• [WHAT YOU NEED TO DO]: Search the material for "text" and show all lines that contain it.

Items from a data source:
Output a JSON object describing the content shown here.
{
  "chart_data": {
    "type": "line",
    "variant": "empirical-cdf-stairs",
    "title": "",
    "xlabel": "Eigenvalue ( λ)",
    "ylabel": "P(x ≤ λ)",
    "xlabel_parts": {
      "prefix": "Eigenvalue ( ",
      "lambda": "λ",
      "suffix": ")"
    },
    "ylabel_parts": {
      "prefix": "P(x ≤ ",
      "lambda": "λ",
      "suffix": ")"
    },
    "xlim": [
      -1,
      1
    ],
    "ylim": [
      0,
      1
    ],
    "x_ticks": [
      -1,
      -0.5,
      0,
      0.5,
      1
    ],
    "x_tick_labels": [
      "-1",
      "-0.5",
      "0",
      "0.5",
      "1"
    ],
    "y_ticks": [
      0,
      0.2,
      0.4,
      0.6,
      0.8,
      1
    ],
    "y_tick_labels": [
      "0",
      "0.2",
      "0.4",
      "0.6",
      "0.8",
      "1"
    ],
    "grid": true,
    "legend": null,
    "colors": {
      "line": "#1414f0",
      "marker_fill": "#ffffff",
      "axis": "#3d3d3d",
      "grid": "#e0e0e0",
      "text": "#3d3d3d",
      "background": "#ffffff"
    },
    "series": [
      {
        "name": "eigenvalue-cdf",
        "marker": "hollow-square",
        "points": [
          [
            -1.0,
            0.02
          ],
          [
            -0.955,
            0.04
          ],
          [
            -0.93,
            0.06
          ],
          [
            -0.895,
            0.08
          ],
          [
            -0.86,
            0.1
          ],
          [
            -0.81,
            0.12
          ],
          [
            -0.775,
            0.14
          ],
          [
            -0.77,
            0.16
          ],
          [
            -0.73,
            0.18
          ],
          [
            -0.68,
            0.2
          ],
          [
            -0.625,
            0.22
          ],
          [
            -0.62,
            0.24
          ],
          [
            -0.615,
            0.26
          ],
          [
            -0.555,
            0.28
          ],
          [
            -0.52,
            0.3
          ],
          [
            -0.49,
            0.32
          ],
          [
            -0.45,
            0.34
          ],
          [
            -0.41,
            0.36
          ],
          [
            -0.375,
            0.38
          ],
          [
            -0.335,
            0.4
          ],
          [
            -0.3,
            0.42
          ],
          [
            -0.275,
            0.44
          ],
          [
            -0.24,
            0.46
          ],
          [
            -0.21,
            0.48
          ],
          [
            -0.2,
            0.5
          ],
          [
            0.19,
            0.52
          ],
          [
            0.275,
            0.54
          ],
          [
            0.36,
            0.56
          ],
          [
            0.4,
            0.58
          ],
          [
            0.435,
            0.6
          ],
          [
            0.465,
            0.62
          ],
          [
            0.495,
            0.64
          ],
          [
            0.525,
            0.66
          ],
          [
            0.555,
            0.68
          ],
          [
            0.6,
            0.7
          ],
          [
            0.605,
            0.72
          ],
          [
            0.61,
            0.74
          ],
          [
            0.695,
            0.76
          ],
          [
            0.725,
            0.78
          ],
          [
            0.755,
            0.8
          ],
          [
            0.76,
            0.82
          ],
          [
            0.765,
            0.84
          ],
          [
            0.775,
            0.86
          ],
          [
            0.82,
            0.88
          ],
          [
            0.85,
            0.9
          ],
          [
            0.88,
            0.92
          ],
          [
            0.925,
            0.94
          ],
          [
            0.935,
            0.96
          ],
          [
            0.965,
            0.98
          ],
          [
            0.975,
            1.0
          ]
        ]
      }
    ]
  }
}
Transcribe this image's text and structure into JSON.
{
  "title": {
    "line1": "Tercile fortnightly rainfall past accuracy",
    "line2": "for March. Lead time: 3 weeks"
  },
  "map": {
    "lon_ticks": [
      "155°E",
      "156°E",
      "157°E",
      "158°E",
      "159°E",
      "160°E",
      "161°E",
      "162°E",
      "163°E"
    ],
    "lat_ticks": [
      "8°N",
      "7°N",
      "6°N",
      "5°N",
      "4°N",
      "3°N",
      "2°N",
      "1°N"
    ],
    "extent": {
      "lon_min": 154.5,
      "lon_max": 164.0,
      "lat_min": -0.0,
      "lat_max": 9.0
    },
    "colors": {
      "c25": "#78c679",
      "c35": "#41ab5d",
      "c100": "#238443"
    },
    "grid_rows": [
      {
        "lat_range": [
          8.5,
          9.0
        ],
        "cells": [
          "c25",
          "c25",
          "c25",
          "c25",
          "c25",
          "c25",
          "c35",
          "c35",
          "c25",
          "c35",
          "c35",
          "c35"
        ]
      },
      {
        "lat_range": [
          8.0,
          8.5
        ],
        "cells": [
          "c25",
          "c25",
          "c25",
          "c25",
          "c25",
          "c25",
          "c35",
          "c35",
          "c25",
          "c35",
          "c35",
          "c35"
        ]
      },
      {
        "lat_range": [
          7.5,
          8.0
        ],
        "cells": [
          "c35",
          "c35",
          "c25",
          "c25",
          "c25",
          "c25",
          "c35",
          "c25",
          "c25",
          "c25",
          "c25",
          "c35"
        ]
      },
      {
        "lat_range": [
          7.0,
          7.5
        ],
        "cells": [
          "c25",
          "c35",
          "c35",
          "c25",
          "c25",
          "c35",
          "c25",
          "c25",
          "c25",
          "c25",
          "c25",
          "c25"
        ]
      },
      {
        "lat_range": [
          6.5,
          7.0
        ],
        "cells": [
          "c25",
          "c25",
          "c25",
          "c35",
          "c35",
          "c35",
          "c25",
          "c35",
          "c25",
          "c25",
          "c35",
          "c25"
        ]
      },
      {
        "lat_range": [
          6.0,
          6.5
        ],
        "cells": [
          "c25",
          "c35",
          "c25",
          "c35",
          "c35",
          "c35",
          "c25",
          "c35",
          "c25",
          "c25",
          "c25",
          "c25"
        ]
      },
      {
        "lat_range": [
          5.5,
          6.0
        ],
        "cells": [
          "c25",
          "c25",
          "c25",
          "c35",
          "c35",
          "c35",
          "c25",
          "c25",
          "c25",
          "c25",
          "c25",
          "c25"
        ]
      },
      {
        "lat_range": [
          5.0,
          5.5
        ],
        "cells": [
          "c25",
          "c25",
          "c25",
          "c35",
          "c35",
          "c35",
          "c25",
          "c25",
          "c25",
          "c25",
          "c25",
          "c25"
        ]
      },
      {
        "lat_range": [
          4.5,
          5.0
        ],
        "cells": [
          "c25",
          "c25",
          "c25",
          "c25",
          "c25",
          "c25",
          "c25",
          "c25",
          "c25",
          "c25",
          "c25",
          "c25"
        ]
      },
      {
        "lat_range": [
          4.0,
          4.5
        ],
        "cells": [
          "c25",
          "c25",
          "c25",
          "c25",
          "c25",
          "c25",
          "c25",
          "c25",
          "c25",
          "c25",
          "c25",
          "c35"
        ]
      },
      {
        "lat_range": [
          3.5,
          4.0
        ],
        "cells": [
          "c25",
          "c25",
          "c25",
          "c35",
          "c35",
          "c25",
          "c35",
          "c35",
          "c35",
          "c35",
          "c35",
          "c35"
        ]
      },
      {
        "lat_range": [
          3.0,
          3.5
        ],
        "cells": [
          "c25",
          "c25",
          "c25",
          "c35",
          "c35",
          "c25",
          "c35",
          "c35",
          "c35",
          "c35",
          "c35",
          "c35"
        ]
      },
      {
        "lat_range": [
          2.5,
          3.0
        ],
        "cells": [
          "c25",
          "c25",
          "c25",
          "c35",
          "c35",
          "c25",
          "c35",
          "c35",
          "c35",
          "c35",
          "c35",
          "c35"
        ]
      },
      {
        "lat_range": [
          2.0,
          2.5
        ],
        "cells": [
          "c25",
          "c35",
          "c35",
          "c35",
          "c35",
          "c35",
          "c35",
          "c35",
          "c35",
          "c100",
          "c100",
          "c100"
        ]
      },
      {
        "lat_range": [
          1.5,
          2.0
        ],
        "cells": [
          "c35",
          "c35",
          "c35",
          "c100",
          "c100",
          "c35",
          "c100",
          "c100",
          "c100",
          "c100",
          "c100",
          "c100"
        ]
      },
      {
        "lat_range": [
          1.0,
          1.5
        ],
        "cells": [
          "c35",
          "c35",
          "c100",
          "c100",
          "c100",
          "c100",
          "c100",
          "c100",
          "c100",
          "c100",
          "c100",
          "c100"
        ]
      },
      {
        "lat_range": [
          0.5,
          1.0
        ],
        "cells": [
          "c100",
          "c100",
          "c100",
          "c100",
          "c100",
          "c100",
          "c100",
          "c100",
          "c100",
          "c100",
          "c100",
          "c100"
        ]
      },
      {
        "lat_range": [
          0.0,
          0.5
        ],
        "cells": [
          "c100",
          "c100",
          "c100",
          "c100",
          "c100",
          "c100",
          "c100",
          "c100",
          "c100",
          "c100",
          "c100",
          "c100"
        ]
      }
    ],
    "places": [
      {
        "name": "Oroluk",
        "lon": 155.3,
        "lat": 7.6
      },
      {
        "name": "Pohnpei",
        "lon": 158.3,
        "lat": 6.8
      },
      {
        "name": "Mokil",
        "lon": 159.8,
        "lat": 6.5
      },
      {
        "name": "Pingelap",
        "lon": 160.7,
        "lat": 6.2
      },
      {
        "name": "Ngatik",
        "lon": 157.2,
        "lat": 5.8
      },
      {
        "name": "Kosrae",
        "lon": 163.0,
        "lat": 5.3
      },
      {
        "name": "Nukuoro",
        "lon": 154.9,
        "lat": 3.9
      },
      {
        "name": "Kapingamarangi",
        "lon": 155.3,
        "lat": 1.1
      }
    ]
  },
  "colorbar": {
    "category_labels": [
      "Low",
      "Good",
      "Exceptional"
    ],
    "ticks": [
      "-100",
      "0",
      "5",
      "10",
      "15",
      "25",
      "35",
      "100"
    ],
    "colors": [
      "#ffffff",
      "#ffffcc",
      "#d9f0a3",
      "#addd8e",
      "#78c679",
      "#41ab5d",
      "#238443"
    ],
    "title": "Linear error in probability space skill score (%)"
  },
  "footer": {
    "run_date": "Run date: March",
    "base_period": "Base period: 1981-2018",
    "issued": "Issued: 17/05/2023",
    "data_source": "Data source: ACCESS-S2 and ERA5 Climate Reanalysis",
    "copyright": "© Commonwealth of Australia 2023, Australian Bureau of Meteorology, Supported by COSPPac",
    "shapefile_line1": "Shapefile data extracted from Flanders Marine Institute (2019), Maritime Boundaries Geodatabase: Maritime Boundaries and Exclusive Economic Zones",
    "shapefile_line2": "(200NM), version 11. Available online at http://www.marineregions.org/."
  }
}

• [TASK OUTPUT]:
      "text": "#3d3d3d",
Transcribe this image's text and structure into JSON.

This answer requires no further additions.